**Rows from a dataset:**
■ ■ ■ ■ ■ ■ ■
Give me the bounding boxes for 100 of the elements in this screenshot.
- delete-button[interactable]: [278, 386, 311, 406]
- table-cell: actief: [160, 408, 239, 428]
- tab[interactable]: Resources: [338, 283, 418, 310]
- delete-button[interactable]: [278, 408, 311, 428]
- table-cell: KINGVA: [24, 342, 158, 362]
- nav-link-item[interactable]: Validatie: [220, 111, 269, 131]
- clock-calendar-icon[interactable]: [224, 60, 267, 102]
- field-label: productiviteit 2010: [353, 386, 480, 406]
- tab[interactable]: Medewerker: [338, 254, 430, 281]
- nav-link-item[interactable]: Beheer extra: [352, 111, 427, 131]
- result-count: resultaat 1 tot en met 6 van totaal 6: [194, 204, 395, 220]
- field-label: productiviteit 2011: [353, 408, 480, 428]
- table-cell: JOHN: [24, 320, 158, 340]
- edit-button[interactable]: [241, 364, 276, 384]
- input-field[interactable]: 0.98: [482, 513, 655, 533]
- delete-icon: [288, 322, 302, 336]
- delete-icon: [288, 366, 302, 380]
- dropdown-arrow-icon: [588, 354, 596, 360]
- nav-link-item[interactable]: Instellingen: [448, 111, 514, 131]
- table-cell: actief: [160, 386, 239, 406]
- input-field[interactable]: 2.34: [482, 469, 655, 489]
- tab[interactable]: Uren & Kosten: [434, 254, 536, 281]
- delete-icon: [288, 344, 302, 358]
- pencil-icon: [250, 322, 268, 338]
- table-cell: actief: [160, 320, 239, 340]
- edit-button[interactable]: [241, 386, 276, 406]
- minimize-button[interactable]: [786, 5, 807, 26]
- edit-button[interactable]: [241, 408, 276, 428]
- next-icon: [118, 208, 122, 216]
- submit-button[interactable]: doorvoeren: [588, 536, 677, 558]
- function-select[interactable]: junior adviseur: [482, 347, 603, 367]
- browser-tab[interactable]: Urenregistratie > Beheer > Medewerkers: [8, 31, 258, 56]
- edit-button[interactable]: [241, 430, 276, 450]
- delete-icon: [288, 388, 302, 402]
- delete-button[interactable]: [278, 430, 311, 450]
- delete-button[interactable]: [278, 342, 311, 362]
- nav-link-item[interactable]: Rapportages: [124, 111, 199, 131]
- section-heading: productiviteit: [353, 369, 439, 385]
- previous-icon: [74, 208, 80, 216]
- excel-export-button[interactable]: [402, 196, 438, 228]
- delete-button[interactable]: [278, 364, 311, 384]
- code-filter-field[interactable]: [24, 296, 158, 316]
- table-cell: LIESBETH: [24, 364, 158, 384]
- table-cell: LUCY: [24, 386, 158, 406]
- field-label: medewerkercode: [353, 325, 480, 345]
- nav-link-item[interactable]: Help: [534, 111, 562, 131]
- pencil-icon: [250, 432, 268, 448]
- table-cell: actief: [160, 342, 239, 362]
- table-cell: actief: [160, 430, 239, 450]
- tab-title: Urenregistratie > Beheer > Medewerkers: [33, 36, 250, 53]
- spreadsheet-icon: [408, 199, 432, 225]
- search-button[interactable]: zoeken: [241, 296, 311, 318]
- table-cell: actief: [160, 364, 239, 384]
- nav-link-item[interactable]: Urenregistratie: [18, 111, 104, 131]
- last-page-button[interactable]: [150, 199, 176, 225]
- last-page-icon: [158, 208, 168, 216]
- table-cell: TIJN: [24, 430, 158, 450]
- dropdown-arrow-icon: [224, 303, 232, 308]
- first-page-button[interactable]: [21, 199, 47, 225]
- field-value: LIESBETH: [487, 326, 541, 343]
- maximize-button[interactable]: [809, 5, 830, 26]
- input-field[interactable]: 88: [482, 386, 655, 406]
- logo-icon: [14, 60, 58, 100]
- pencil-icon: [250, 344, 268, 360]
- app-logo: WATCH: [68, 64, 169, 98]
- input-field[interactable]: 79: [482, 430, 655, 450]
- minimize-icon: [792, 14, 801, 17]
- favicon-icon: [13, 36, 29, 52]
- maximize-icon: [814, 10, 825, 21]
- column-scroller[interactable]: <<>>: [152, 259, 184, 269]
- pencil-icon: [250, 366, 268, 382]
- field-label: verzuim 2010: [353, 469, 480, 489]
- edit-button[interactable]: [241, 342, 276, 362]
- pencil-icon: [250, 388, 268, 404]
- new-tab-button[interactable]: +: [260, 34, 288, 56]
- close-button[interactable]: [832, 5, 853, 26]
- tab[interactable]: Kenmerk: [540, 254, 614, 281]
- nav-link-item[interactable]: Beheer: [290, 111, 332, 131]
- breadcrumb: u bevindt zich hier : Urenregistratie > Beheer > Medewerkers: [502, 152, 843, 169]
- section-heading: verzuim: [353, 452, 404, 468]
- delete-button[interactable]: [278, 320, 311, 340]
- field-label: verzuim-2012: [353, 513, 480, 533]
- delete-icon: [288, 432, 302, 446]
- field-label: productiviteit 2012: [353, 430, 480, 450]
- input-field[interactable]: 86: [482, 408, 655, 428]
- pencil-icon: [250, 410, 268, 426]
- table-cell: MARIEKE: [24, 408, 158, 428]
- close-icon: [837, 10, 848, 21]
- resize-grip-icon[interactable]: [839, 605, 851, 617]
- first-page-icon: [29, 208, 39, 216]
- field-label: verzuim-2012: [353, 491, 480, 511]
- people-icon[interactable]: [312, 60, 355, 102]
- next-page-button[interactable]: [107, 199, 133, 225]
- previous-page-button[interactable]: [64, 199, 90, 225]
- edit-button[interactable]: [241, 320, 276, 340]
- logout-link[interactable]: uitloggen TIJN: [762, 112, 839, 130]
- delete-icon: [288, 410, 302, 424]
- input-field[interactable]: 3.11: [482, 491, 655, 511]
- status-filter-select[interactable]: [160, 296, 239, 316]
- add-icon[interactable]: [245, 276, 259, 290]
■ ■ ■ ■ ■ ■ ■
**What you are asked to do:** Rewrite all of the items, replacing every occurrence of "delete-button" with "remove-button" and leaving everything else unchanged.

**Exercise result:**
Give me the bounding boxes for 100 of the elements in this screenshot.
- remove-button[interactable]: [278, 386, 311, 406]
- table-cell: actief: [160, 408, 239, 428]
- tab[interactable]: Resources: [338, 283, 418, 310]
- remove-button[interactable]: [278, 408, 311, 428]
- table-cell: KINGVA: [24, 342, 158, 362]
- nav-link-item[interactable]: Validatie: [220, 111, 269, 131]
- clock-calendar-icon[interactable]: [224, 60, 267, 102]
- field-label: productiviteit 2010: [353, 386, 480, 406]
- tab[interactable]: Medewerker: [338, 254, 430, 281]
- nav-link-item[interactable]: Beheer extra: [352, 111, 427, 131]
- result-count: resultaat 1 tot en met 6 van totaal 6: [194, 204, 395, 220]
- field-label: productiviteit 2011: [353, 408, 480, 428]
- table-cell: JOHN: [24, 320, 158, 340]
- edit-button[interactable]: [241, 364, 276, 384]
- input-field[interactable]: 0.98: [482, 513, 655, 533]
- delete-icon: [288, 322, 302, 336]
- delete-icon: [288, 366, 302, 380]
- dropdown-arrow-icon: [588, 354, 596, 360]
- nav-link-item[interactable]: Instellingen: [448, 111, 514, 131]
- table-cell: actief: [160, 386, 239, 406]
- input-field[interactable]: 2.34: [482, 469, 655, 489]
- tab[interactable]: Uren & Kosten: [434, 254, 536, 281]
- delete-icon: [288, 344, 302, 358]
- pencil-icon: [250, 322, 268, 338]
- table-cell: actief: [160, 320, 239, 340]
- edit-button[interactable]: [241, 386, 276, 406]
- minimize-button[interactable]: [786, 5, 807, 26]
- edit-button[interactable]: [241, 408, 276, 428]
- next-icon: [118, 208, 122, 216]
- submit-button[interactable]: doorvoeren: [588, 536, 677, 558]
- function-select[interactable]: junior adviseur: [482, 347, 603, 367]
- browser-tab[interactable]: Urenregistratie > Beheer > Medewerkers: [8, 31, 258, 56]
- edit-button[interactable]: [241, 430, 276, 450]
- delete-icon: [288, 388, 302, 402]
- remove-button[interactable]: [278, 430, 311, 450]
- remove-button[interactable]: [278, 342, 311, 362]
- nav-link-item[interactable]: Rapportages: [124, 111, 199, 131]
- section-heading: productiviteit: [353, 369, 439, 385]
- previous-icon: [74, 208, 80, 216]
- excel-export-button[interactable]: [402, 196, 438, 228]
- remove-button[interactable]: [278, 364, 311, 384]
- code-filter-field[interactable]: [24, 296, 158, 316]
- table-cell: LIESBETH: [24, 364, 158, 384]
- table-cell: LUCY: [24, 386, 158, 406]
- field-label: medewerkercode: [353, 325, 480, 345]
- nav-link-item[interactable]: Help: [534, 111, 562, 131]
- pencil-icon: [250, 432, 268, 448]
- table-cell: actief: [160, 342, 239, 362]
- table-cell: actief: [160, 430, 239, 450]
- tab-title: Urenregistratie > Beheer > Medewerkers: [33, 36, 250, 53]
- spreadsheet-icon: [408, 199, 432, 225]
- search-button[interactable]: zoeken: [241, 296, 311, 318]
- table-cell: actief: [160, 364, 239, 384]
- nav-link-item[interactable]: Urenregistratie: [18, 111, 104, 131]
- last-page-button[interactable]: [150, 199, 176, 225]
- last-page-icon: [158, 208, 168, 216]
- table-cell: TIJN: [24, 430, 158, 450]
- dropdown-arrow-icon: [224, 303, 232, 308]
- first-page-button[interactable]: [21, 199, 47, 225]
- field-value: LIESBETH: [487, 326, 541, 343]
- maximize-button[interactable]: [809, 5, 830, 26]
- input-field[interactable]: 88: [482, 386, 655, 406]
- logo-icon: [14, 60, 58, 100]
- pencil-icon: [250, 344, 268, 360]
- app-logo: WATCH: [68, 64, 169, 98]
- input-field[interactable]: 79: [482, 430, 655, 450]
- minimize-icon: [792, 14, 801, 17]
- favicon-icon: [13, 36, 29, 52]
- maximize-icon: [814, 10, 825, 21]
- column-scroller[interactable]: <<>>: [152, 259, 184, 269]
- pencil-icon: [250, 366, 268, 382]
- field-label: verzuim 2010: [353, 469, 480, 489]
- edit-button[interactable]: [241, 342, 276, 362]
- pencil-icon: [250, 388, 268, 404]
- new-tab-button[interactable]: +: [260, 34, 288, 56]
- close-button[interactable]: [832, 5, 853, 26]
- tab[interactable]: Kenmerk: [540, 254, 614, 281]
- nav-link-item[interactable]: Beheer: [290, 111, 332, 131]
- breadcrumb: u bevindt zich hier : Urenregistratie > Beheer > Medewerkers: [502, 152, 843, 169]
- section-heading: verzuim: [353, 452, 404, 468]
- remove-button[interactable]: [278, 320, 311, 340]
- field-label: verzuim-2012: [353, 513, 480, 533]
- delete-icon: [288, 432, 302, 446]
- field-label: productiviteit 2012: [353, 430, 480, 450]
- input-field[interactable]: 86: [482, 408, 655, 428]
- pencil-icon: [250, 410, 268, 426]
- table-cell: MARIEKE: [24, 408, 158, 428]
- close-icon: [837, 10, 848, 21]
- resize-grip-icon[interactable]: [839, 605, 851, 617]
- first-page-icon: [29, 208, 39, 216]
- field-label: verzuim-2012: [353, 491, 480, 511]
- people-icon[interactable]: [312, 60, 355, 102]
- next-page-button[interactable]: [107, 199, 133, 225]
- previous-page-button[interactable]: [64, 199, 90, 225]
- edit-button[interactable]: [241, 320, 276, 340]
- logout-link[interactable]: uitloggen TIJN: [762, 112, 839, 130]
- delete-icon: [288, 410, 302, 424]
- input-field[interactable]: 3.11: [482, 491, 655, 511]
- status-filter-select[interactable]: [160, 296, 239, 316]
- add-icon[interactable]: [245, 276, 259, 290]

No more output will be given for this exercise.